§ **PROBLEM DESCRIPTION**
Find and copy every line in the records that includes the string "Государственный".

· · ·

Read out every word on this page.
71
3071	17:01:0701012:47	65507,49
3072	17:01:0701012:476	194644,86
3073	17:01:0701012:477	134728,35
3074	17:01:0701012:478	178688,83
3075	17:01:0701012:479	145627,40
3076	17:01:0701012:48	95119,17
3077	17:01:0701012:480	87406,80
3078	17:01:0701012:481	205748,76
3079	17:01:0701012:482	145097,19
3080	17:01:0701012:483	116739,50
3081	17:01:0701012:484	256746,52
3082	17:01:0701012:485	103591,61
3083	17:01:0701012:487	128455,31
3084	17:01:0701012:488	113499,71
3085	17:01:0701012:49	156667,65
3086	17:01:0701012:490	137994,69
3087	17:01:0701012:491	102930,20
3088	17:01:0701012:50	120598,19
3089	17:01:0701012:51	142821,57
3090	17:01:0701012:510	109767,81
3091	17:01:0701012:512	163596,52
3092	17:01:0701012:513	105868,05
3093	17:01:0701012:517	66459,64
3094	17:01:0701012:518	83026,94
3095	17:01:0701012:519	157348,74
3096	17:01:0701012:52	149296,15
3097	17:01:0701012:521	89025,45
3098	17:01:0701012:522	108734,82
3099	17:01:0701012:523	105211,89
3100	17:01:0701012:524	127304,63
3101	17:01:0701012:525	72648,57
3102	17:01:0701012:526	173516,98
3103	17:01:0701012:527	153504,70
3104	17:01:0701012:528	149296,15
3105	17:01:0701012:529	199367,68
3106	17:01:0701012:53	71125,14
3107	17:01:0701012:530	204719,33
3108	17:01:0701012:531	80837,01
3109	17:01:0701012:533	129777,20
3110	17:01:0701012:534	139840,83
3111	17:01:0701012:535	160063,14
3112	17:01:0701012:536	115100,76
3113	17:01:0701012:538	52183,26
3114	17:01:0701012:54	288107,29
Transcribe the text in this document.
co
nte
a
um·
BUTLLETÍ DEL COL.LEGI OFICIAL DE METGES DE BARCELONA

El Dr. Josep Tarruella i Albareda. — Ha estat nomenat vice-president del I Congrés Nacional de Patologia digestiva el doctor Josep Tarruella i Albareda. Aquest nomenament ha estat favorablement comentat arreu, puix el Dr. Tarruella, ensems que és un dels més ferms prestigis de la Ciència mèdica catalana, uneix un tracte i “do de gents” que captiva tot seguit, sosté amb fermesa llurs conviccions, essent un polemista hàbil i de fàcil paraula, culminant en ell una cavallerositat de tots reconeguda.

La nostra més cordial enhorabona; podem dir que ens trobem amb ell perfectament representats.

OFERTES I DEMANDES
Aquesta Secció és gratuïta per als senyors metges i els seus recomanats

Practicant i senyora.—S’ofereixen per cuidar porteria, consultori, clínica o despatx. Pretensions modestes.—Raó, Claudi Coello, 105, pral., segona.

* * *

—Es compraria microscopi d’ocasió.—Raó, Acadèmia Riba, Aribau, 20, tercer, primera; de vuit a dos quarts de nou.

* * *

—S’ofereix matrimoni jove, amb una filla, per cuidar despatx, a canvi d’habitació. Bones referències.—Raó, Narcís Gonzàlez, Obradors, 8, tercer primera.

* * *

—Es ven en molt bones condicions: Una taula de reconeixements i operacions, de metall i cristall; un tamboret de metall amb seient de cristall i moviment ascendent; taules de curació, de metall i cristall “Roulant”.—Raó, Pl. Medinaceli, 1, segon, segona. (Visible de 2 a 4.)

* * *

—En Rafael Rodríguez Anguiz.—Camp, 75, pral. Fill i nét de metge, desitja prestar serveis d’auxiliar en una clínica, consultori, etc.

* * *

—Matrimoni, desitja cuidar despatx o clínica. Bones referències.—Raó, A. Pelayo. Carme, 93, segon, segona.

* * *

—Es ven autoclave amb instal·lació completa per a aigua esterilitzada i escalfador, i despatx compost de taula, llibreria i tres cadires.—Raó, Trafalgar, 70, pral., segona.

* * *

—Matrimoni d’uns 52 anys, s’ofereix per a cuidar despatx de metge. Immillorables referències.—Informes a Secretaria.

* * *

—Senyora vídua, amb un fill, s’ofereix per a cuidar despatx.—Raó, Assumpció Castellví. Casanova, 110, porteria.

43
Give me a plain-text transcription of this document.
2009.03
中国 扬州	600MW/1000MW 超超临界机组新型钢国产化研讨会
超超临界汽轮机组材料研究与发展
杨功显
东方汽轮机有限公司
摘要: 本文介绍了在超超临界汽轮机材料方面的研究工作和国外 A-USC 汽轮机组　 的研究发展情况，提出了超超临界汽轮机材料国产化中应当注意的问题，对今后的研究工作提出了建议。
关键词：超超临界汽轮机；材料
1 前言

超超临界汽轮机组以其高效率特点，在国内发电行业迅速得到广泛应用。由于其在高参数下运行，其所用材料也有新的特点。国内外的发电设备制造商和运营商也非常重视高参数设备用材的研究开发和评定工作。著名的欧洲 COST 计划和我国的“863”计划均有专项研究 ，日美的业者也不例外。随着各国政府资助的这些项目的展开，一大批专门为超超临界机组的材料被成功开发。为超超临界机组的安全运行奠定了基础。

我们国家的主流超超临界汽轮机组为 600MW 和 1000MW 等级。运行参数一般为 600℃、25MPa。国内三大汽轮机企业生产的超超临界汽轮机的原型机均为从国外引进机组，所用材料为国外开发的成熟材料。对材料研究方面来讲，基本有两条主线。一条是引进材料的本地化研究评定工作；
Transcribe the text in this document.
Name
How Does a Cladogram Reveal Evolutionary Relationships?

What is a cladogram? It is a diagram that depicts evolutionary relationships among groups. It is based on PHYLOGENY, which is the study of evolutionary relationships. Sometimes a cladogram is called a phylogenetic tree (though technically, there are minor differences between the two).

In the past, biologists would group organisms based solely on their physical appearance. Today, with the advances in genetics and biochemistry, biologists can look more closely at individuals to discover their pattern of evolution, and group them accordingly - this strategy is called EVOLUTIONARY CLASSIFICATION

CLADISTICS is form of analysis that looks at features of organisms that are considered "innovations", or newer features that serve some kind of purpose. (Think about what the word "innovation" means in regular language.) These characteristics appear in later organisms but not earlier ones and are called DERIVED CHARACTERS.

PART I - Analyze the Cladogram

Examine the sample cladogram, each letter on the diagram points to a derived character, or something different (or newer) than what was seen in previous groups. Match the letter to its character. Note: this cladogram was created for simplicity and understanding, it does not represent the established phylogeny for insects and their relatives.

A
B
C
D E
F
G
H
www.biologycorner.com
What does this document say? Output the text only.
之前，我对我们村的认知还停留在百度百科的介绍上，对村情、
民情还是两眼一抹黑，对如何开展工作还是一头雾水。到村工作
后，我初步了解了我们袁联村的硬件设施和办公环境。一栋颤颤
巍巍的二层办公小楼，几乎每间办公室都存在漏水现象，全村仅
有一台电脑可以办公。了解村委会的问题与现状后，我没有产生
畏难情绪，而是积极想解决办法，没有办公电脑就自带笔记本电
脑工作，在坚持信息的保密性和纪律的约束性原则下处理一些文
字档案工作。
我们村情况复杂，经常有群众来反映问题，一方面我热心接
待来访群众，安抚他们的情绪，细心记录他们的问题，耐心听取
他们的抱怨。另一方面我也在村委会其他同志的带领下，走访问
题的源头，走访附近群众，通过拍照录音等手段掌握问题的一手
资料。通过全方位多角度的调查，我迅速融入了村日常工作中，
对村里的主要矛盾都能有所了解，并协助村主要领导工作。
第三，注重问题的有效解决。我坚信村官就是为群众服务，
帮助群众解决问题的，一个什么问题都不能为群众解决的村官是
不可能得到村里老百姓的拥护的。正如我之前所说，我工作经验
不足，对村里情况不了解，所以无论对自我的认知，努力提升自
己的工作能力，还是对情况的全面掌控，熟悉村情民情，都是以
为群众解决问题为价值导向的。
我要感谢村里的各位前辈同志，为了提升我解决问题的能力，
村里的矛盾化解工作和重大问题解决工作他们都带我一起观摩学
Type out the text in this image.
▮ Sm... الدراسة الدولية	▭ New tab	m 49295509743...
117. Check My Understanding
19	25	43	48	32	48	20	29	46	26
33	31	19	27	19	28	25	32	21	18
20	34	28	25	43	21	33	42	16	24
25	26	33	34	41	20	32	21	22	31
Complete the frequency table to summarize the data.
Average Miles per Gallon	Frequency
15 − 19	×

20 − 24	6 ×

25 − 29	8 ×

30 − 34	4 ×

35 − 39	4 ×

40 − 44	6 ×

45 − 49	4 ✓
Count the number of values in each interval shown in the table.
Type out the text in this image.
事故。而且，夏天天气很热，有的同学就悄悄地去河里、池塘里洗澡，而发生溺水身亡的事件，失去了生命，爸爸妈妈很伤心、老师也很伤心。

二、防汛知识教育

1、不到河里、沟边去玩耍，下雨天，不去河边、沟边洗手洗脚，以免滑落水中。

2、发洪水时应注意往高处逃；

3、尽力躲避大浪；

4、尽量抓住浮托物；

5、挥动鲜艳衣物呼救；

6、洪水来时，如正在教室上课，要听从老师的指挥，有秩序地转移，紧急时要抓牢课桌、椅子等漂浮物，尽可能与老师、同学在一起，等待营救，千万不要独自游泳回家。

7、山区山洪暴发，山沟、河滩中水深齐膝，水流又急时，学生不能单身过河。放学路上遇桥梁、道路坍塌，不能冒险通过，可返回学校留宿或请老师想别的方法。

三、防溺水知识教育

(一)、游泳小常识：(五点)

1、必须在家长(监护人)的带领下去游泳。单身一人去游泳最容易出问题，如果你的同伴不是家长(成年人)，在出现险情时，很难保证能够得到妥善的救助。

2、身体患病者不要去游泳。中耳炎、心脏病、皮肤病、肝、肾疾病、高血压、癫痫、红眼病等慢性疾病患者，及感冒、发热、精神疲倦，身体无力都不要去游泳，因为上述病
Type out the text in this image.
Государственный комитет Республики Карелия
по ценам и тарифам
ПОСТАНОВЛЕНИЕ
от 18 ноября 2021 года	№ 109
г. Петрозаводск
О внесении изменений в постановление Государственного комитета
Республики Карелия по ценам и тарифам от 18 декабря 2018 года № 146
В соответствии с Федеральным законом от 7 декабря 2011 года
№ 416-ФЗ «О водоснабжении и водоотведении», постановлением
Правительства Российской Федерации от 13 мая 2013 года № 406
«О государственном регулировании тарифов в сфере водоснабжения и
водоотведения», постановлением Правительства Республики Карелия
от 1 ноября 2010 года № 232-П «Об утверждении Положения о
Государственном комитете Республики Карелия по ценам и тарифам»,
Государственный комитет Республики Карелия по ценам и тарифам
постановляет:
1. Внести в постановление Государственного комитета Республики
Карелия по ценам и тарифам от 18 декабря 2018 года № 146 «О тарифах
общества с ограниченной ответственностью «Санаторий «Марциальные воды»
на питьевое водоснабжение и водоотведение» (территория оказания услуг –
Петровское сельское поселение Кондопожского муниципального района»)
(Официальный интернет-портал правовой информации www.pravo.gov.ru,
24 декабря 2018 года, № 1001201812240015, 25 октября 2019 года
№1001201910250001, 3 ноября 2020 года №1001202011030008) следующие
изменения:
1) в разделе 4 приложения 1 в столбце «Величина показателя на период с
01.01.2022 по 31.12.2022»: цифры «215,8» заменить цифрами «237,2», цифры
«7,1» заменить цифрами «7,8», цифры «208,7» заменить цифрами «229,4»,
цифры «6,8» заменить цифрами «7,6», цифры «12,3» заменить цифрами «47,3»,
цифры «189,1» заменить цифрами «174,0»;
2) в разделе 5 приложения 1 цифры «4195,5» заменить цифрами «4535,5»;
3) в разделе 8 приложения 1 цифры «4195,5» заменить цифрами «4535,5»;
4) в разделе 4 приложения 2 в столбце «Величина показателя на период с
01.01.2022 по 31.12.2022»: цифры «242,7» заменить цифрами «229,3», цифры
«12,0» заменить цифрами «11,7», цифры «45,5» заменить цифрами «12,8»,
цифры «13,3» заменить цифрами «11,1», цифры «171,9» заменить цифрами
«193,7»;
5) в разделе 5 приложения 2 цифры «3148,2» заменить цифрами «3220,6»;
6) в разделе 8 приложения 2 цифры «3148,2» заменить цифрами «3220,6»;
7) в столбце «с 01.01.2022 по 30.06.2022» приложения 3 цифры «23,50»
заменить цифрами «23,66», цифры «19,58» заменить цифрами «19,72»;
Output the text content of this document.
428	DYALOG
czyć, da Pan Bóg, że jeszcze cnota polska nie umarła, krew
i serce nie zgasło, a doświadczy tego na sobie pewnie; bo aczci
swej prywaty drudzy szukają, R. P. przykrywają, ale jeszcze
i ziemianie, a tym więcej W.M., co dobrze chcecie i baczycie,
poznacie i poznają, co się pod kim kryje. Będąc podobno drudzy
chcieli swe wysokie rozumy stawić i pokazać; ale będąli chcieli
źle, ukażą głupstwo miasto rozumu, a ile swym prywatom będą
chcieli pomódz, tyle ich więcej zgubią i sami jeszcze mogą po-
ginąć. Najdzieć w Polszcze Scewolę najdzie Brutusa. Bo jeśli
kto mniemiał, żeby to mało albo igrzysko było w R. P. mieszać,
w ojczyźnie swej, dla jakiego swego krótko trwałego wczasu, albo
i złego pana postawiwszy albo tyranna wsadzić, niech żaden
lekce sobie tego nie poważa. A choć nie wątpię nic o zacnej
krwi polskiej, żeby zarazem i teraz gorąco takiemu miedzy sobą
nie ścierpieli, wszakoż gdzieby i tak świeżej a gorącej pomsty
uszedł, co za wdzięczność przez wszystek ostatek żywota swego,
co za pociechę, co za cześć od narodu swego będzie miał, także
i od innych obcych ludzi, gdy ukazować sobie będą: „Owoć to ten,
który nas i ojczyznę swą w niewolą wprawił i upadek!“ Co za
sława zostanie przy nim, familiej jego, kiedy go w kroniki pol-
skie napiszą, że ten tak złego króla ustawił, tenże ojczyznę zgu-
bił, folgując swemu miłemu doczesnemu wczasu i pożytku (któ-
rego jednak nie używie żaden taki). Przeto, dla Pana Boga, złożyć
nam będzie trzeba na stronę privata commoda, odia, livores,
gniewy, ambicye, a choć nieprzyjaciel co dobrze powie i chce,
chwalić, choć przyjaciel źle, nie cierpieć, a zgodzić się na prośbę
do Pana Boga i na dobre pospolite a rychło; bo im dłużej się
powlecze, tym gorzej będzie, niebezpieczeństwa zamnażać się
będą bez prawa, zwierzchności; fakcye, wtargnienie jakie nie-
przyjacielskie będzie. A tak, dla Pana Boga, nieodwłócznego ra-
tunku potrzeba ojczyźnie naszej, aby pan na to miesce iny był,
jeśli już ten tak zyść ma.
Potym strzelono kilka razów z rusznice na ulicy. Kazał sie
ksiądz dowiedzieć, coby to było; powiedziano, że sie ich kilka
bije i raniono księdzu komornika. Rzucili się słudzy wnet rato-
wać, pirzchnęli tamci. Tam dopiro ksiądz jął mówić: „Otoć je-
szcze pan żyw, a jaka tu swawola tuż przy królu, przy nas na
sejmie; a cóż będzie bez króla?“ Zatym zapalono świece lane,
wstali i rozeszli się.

· · ·

§ **RESULT**
Государственный комитет Республики Карелия
Государственный комитет Республики Карелия по ценам и тарифам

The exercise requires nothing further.